#### [What is expected]
From the listing below, copy every line with the word "name".

#### [Material for this task]
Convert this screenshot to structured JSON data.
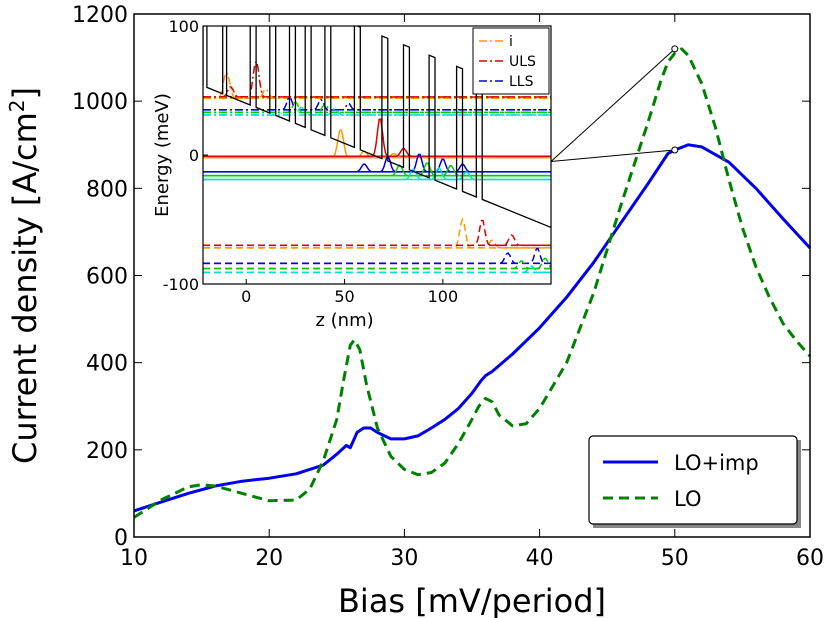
{
  "chart_data": {
    "type": "line",
    "main": {
      "xlabel": "Bias [mV/period]",
      "ylabel_prefix": "Current density [A/cm",
      "ylabel_sup": "2",
      "ylabel_suffix": "]",
      "xlim": [
        10,
        60
      ],
      "ylim": [
        0,
        1200
      ],
      "xticks": [
        10,
        20,
        30,
        40,
        50,
        60
      ],
      "yticks": [
        0,
        200,
        400,
        600,
        800,
        1000,
        1200
      ],
      "series": [
        {
          "name": "LO+imp",
          "color": "#0000ee",
          "dash": "solid",
          "points": [
            [
              10,
              60
            ],
            [
              12,
              80
            ],
            [
              14,
              100
            ],
            [
              16,
              117
            ],
            [
              18,
              128
            ],
            [
              20,
              135
            ],
            [
              22,
              145
            ],
            [
              24,
              165
            ],
            [
              25,
              190
            ],
            [
              25.7,
              210
            ],
            [
              26,
              205
            ],
            [
              26.5,
              240
            ],
            [
              27,
              250
            ],
            [
              27.5,
              250
            ],
            [
              28,
              240
            ],
            [
              29,
              225
            ],
            [
              30,
              225
            ],
            [
              31,
              232
            ],
            [
              32,
              250
            ],
            [
              33,
              270
            ],
            [
              34,
              295
            ],
            [
              35,
              330
            ],
            [
              35.7,
              360
            ],
            [
              36,
              370
            ],
            [
              36.5,
              380
            ],
            [
              38,
              420
            ],
            [
              40,
              480
            ],
            [
              42,
              550
            ],
            [
              44,
              630
            ],
            [
              46,
              720
            ],
            [
              48,
              810
            ],
            [
              49.5,
              880
            ],
            [
              50,
              888
            ],
            [
              51,
              900
            ],
            [
              52,
              895
            ],
            [
              54,
              860
            ],
            [
              56,
              800
            ],
            [
              58,
              730
            ],
            [
              60,
              663
            ]
          ]
        },
        {
          "name": "LO",
          "color": "#008000",
          "dash": "dashed",
          "points": [
            [
              10,
              45
            ],
            [
              12,
              85
            ],
            [
              14,
              115
            ],
            [
              15,
              120
            ],
            [
              16,
              117
            ],
            [
              18,
              100
            ],
            [
              20,
              83
            ],
            [
              22,
              85
            ],
            [
              23,
              110
            ],
            [
              24,
              175
            ],
            [
              25,
              270
            ],
            [
              25.5,
              360
            ],
            [
              26,
              440
            ],
            [
              26.3,
              452
            ],
            [
              26.7,
              430
            ],
            [
              27.2,
              350
            ],
            [
              28,
              250
            ],
            [
              29,
              185
            ],
            [
              30,
              155
            ],
            [
              31,
              143
            ],
            [
              32,
              148
            ],
            [
              33,
              170
            ],
            [
              34,
              215
            ],
            [
              35,
              270
            ],
            [
              35.5,
              300
            ],
            [
              36,
              318
            ],
            [
              36.5,
              310
            ],
            [
              37,
              280
            ],
            [
              38,
              255
            ],
            [
              39,
              260
            ],
            [
              40,
              295
            ],
            [
              42,
              400
            ],
            [
              44,
              560
            ],
            [
              46,
              760
            ],
            [
              48,
              950
            ],
            [
              49,
              1050
            ],
            [
              49.5,
              1090
            ],
            [
              50,
              1110
            ],
            [
              50.5,
              1120
            ],
            [
              51,
              1105
            ],
            [
              52,
              1040
            ],
            [
              53,
              940
            ],
            [
              54,
              820
            ],
            [
              55,
              710
            ],
            [
              56,
              620
            ],
            [
              57,
              550
            ],
            [
              58,
              490
            ],
            [
              59,
              450
            ],
            [
              60,
              415
            ]
          ]
        }
      ],
      "legend": {
        "position": "lower-right",
        "items": [
          "LO+imp",
          "LO"
        ]
      }
    },
    "inset": {
      "ylabel": "Energy (meV)",
      "xlabel": "z (nm)",
      "xlim": [
        -22,
        155
      ],
      "ylim": [
        -100,
        100
      ],
      "xticks": [
        0,
        50,
        100
      ],
      "yticks": [
        -100,
        0,
        100
      ],
      "legend": {
        "position": "top-right",
        "items": [
          {
            "name": "i",
            "color": "#ff9900",
            "dash": "dashdot"
          },
          {
            "name": "ULS",
            "color": "#dd0000",
            "dash": "dashdot"
          },
          {
            "name": "LLS",
            "color": "#0000dd",
            "dash": "dashdot"
          }
        ]
      },
      "levels": [
        {
          "y": 45,
          "color": "#dd0000",
          "dash": "dashdot"
        },
        {
          "y": 44,
          "color": "#ff9900",
          "dash": "dashdot"
        },
        {
          "y": 35,
          "color": "#0000dd",
          "dash": "dashdot"
        },
        {
          "y": 33,
          "color": "#00cc00",
          "dash": "dashdot"
        },
        {
          "y": 31,
          "color": "#00dddd",
          "dash": "dashdot"
        },
        {
          "y": -1,
          "color": "#dd0000",
          "dash": "solid"
        },
        {
          "y": -2,
          "color": "#ff9900",
          "dash": "solid"
        },
        {
          "y": -13,
          "color": "#0000dd",
          "dash": "solid"
        },
        {
          "y": -16,
          "color": "#00cc00",
          "dash": "solid"
        },
        {
          "y": -19,
          "color": "#00dddd",
          "dash": "solid"
        },
        {
          "y": -70,
          "color": "#dd0000",
          "dash": "dashed"
        },
        {
          "y": -72,
          "color": "#ff9900",
          "dash": "dashed"
        },
        {
          "y": -84,
          "color": "#0000dd",
          "dash": "dashed"
        },
        {
          "y": -88,
          "color": "#00cc00",
          "dash": "dashed"
        },
        {
          "y": -91,
          "color": "#00dddd",
          "dash": "dashed"
        }
      ],
      "wavefunctions": [
        {
          "color": "#ff9900",
          "dash": "dashdot",
          "base": 44,
          "peaks": [
            [
              -10,
              20,
              4
            ],
            [
              10,
              7,
              3
            ]
          ]
        },
        {
          "color": "#dd0000",
          "dash": "dashdot",
          "base": 45,
          "peaks": [
            [
              5,
              28,
              3
            ],
            [
              -8,
              8,
              3
            ]
          ]
        },
        {
          "color": "#0000dd",
          "dash": "dashdot",
          "base": 35,
          "peaks": [
            [
              22,
              10,
              2.5
            ],
            [
              38,
              8,
              2.5
            ],
            [
              52,
              5,
              2
            ]
          ]
        },
        {
          "color": "#00cc00",
          "dash": "dashdot",
          "base": 33,
          "peaks": [
            [
              25,
              8,
              3
            ],
            [
              40,
              6,
              3
            ]
          ]
        },
        {
          "color": "#00dddd",
          "dash": "dashdot",
          "base": 31,
          "peaks": [
            [
              28,
              6,
              3
            ],
            [
              45,
              5,
              3
            ]
          ]
        },
        {
          "color": "#ff9900",
          "dash": "solid",
          "base": -2,
          "peaks": [
            [
              48,
              22,
              3
            ],
            [
              60,
              5,
              3
            ],
            [
              75,
              3,
              3
            ]
          ]
        },
        {
          "color": "#dd0000",
          "dash": "solid",
          "base": -1,
          "peaks": [
            [
              68,
              30,
              2.5
            ],
            [
              80,
              6,
              3
            ]
          ]
        },
        {
          "color": "#0000dd",
          "dash": "solid",
          "base": -13,
          "peaks": [
            [
              60,
              6,
              3
            ],
            [
              72,
              12,
              2.5
            ],
            [
              88,
              14,
              2.5
            ],
            [
              100,
              10,
              2.5
            ],
            [
              110,
              6,
              2.5
            ]
          ]
        },
        {
          "color": "#00cc00",
          "dash": "solid",
          "base": -16,
          "peaks": [
            [
              78,
              8,
              3
            ],
            [
              92,
              10,
              3
            ],
            [
              104,
              8,
              3
            ]
          ]
        },
        {
          "color": "#00dddd",
          "dash": "solid",
          "base": -19,
          "peaks": [
            [
              85,
              8,
              3
            ],
            [
              98,
              9,
              3
            ],
            [
              112,
              6,
              3
            ]
          ]
        },
        {
          "color": "#ff9900",
          "dash": "dashed",
          "base": -72,
          "peaks": [
            [
              110,
              22,
              3
            ],
            [
              125,
              6,
              3
            ]
          ]
        },
        {
          "color": "#dd0000",
          "dash": "dashed",
          "base": -70,
          "peaks": [
            [
              120,
              20,
              2.5
            ],
            [
              135,
              8,
              3
            ]
          ]
        },
        {
          "color": "#0000dd",
          "dash": "dashed",
          "base": -84,
          "peaks": [
            [
              133,
              8,
              3
            ],
            [
              148,
              12,
              2.5
            ]
          ]
        },
        {
          "color": "#00cc00",
          "dash": "dashed",
          "base": -88,
          "peaks": [
            [
              140,
              6,
              3
            ],
            [
              152,
              8,
              3
            ]
          ]
        },
        {
          "color": "#00dddd",
          "dash": "dashed",
          "base": -91,
          "peaks": [
            [
              145,
              5,
              3
            ]
          ]
        }
      ],
      "band": {
        "slope": -0.62,
        "offset": 40,
        "barrier_height": 95,
        "barriers": [
          [
            -22,
            -20
          ],
          [
            -12,
            -10
          ],
          [
            2,
            5
          ],
          [
            12,
            15
          ],
          [
            22,
            25
          ],
          [
            30,
            33
          ],
          [
            40,
            43
          ],
          [
            55,
            58
          ],
          [
            69,
            72
          ],
          [
            80,
            83
          ],
          [
            93,
            96
          ],
          [
            107,
            110
          ],
          [
            117,
            120
          ]
        ]
      }
    },
    "markers": [
      {
        "x": 50,
        "y": 1120
      },
      {
        "x": 50,
        "y": 888
      }
    ]
  }
}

#### [Exercise response]
          "name": "LO+imp",
          "name": "LO",
            "name": "i",
            "name": "ULS",
            "name": "LLS",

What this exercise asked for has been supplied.